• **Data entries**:
·····

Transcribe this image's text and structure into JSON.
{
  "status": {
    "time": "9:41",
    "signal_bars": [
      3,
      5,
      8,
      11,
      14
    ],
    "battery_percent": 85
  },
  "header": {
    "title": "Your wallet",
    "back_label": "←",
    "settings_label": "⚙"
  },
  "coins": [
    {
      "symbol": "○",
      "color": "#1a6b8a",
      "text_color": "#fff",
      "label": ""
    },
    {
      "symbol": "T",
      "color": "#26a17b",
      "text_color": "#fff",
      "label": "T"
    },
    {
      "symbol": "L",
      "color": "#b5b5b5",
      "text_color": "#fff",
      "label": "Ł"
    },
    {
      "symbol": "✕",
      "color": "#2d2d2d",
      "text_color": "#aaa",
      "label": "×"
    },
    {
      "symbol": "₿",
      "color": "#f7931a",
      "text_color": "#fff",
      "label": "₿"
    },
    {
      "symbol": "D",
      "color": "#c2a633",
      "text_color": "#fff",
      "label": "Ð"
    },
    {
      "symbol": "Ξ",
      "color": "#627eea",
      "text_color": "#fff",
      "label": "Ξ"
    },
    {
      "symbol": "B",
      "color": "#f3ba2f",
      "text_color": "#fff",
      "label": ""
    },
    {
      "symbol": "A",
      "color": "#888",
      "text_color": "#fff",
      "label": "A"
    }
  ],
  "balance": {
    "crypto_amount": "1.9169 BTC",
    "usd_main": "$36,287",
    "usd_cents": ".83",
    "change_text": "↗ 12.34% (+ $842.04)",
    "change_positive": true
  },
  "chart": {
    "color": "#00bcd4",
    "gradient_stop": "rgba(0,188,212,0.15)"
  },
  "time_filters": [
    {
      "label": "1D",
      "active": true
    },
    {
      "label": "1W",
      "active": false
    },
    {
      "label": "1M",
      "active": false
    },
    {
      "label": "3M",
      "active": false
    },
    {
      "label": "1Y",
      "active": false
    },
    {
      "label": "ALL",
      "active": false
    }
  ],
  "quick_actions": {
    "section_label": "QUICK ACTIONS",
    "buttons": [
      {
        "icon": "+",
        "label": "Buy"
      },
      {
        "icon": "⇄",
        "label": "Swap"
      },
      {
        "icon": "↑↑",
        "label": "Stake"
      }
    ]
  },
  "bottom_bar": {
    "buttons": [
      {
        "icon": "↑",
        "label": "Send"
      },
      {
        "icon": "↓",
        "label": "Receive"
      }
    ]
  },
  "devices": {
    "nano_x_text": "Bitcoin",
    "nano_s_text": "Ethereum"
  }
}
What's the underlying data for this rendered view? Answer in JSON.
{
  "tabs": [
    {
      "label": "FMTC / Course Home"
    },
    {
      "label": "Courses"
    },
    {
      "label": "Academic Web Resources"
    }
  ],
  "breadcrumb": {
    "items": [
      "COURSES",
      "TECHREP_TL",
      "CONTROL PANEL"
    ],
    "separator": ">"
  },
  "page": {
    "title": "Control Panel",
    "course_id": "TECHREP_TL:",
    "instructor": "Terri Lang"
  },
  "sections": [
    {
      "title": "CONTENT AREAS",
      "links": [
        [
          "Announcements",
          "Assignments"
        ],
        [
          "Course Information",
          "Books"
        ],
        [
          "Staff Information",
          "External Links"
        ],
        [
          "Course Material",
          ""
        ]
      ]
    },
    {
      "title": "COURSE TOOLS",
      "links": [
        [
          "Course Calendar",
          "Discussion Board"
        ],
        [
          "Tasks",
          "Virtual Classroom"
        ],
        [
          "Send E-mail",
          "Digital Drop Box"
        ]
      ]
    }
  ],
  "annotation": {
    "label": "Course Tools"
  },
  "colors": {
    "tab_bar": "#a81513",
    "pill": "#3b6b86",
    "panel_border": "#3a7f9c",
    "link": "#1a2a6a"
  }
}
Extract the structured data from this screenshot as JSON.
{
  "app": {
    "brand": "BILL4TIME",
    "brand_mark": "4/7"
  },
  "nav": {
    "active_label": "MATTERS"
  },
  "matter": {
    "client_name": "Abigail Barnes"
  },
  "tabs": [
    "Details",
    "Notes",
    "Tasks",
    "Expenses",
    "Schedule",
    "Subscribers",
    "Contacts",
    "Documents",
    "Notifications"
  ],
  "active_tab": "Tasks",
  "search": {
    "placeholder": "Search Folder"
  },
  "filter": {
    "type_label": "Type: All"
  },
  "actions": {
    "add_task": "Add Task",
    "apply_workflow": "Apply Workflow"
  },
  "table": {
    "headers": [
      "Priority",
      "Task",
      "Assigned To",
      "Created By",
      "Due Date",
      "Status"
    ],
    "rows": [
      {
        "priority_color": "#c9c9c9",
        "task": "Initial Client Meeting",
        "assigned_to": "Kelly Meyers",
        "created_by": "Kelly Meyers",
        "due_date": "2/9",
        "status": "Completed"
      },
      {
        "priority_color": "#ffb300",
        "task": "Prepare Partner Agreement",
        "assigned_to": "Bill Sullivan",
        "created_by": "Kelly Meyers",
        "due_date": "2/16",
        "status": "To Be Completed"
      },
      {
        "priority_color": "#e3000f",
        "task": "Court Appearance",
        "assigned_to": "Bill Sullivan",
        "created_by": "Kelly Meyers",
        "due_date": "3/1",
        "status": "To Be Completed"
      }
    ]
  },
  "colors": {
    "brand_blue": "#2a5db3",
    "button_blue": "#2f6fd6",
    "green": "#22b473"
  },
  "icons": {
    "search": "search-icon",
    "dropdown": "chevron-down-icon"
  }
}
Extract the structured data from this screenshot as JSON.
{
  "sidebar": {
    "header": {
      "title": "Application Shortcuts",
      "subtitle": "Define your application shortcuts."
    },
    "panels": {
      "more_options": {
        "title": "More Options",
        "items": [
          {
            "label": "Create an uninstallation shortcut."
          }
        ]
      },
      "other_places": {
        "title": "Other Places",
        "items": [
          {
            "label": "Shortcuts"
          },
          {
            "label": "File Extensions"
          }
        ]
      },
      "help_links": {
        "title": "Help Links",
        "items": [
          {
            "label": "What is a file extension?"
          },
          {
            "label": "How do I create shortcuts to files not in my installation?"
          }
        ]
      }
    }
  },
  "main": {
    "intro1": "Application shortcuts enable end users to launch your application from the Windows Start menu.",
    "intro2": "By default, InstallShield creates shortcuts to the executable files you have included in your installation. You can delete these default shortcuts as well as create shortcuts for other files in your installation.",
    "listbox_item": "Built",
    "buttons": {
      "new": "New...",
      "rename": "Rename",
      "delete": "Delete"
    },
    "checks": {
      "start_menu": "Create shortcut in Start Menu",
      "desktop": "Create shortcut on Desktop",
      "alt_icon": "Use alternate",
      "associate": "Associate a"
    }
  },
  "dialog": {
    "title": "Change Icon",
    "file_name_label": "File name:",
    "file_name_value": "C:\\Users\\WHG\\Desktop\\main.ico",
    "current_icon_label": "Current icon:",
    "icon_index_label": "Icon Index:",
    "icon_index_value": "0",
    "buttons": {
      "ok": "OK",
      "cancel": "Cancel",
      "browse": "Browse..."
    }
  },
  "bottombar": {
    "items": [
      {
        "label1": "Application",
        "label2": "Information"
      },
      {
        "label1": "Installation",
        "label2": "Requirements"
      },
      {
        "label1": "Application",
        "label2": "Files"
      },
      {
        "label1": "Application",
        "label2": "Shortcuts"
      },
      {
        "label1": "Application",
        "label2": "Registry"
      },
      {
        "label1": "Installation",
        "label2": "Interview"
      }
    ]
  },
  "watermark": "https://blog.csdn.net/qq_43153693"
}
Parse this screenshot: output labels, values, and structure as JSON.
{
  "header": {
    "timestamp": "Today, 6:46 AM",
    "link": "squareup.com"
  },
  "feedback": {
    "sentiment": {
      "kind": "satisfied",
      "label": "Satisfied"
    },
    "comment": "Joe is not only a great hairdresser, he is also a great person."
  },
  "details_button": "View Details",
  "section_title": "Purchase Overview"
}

·····

• **Task directions**:
Check each line of the material above for "Details" and say how many lines contain it, giving the number alone.

• **Output for this exercise**:
2